(Raw records)
⁂

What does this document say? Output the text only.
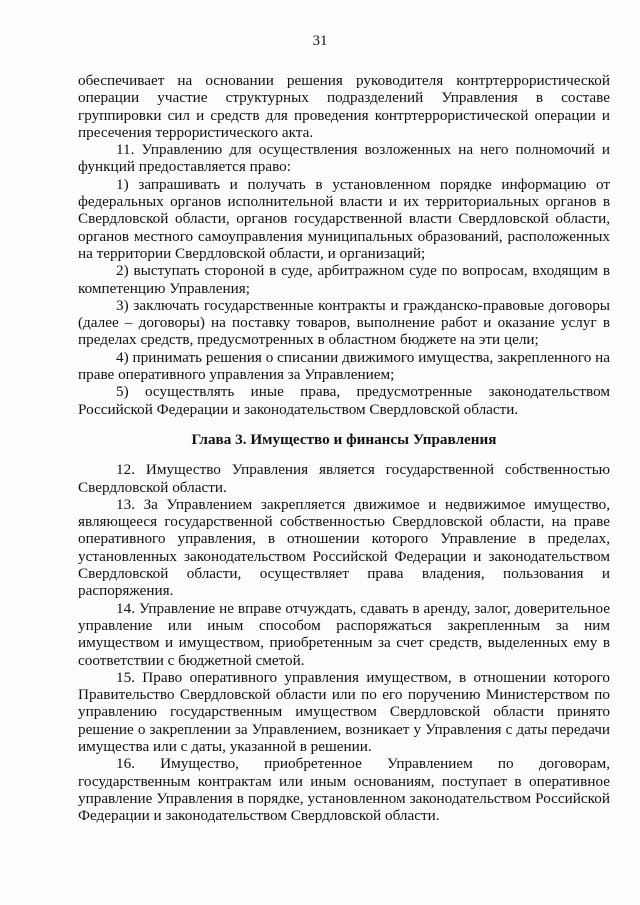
31

обеспечивает на основании решения руководителя контртеррористической операции участие структурных подразделений Управления в составе группировки сил и средств для проведения контртеррористической операции и пресечения террористического акта.

11. Управлению для осуществления возложенных на него полномочий и функций предоставляется право:

1) запрашивать и получать в установленном порядке информацию от федеральных органов исполнительной власти и их территориальных органов в Свердловской области, органов государственной власти Свердловской области, органов местного самоуправления муниципальных образований, расположенных на территории Свердловской области, и организаций;

2) выступать стороной в суде, арбитражном суде по вопросам, входящим в компетенцию Управления;

3) заключать государственные контракты и гражданско-правовые договоры (далее – договоры) на поставку товаров, выполнение работ и оказание услуг в пределах средств, предусмотренных в областном бюджете на эти цели;

4) принимать решения о списании движимого имущества, закрепленного на праве оперативного управления за Управлением;

5) осуществлять иные права, предусмотренные законодательством Российской Федерации и законодательством Свердловской области.

Глава 3. Имущество и финансы Управления

12. Имущество Управления является государственной собственностью Свердловской области.

13. За Управлением закрепляется движимое и недвижимое имущество, являющееся государственной собственностью Свердловской области, на праве оперативного управления, в отношении которого Управление в пределах, установленных законодательством Российской Федерации и законодательством Свердловской области, осуществляет права владения, пользования и распоряжения.

14. Управление не вправе отчуждать, сдавать в аренду, залог, доверительное управление или иным способом распоряжаться закрепленным за ним имуществом и имуществом, приобретенным за счет средств, выделенных ему в соответствии с бюджетной сметой.

15. Право оперативного управления имуществом, в отношении которого Правительство Свердловской области или по его поручению Министерством по управлению государственным имуществом Свердловской области принято решение о закреплении за Управлением, возникает у Управления с даты передачи имущества или с даты, указанной в решении.

16. Имущество, приобретенное Управлением по договорам, государственным контрактам или иным основаниям, поступает в оперативное управление Управления в порядке, установленном законодательством Российской Федерации и законодательством Свердловской области.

⁂

What you should do: Reproduce all the records verbatim, excluding images.

Expected output:
What does this document say? Output the text only.
31

обеспечивает на основании решения руководителя контртеррористической операции участие структурных подразделений Управления в составе группировки сил и средств для проведения контртеррористической операции и пресечения террористического акта.

11. Управлению для осуществления возложенных на него полномочий и функций предоставляется право:

1) запрашивать и получать в установленном порядке информацию от федеральных органов исполнительной власти и их территориальных органов в Свердловской области, органов государственной власти Свердловской области, органов местного самоуправления муниципальных образований, расположенных на территории Свердловской области, и организаций;

2) выступать стороной в суде, арбитражном суде по вопросам, входящим в компетенцию Управления;

3) заключать государственные контракты и гражданско-правовые договоры (далее – договоры) на поставку товаров, выполнение работ и оказание услуг в пределах средств, предусмотренных в областном бюджете на эти цели;

4) принимать решения о списании движимого имущества, закрепленного на праве оперативного управления за Управлением;

5) осуществлять иные права, предусмотренные законодательством Российской Федерации и законодательством Свердловской области.

Глава 3. Имущество и финансы Управления

12. Имущество Управления является государственной собственностью Свердловской области.

13. За Управлением закрепляется движимое и недвижимое имущество, являющееся государственной собственностью Свердловской области, на праве оперативного управления, в отношении которого Управление в пределах, установленных законодательством Российской Федерации и законодательством Свердловской области, осуществляет права владения, пользования и распоряжения.

14. Управление не вправе отчуждать, сдавать в аренду, залог, доверительное управление или иным способом распоряжаться закрепленным за ним имуществом и имуществом, приобретенным за счет средств, выделенных ему в соответствии с бюджетной сметой.

15. Право оперативного управления имуществом, в отношении которого Правительство Свердловской области или по его поручению Министерством по управлению государственным имуществом Свердловской области принято решение о закреплении за Управлением, возникает у Управления с даты передачи имущества или с даты, указанной в решении.

16. Имущество, приобретенное Управлением по договорам, государственным контрактам или иным основаниям, поступает в оперативное управление Управления в порядке, установленном законодательством Российской Федерации и законодательством Свердловской области.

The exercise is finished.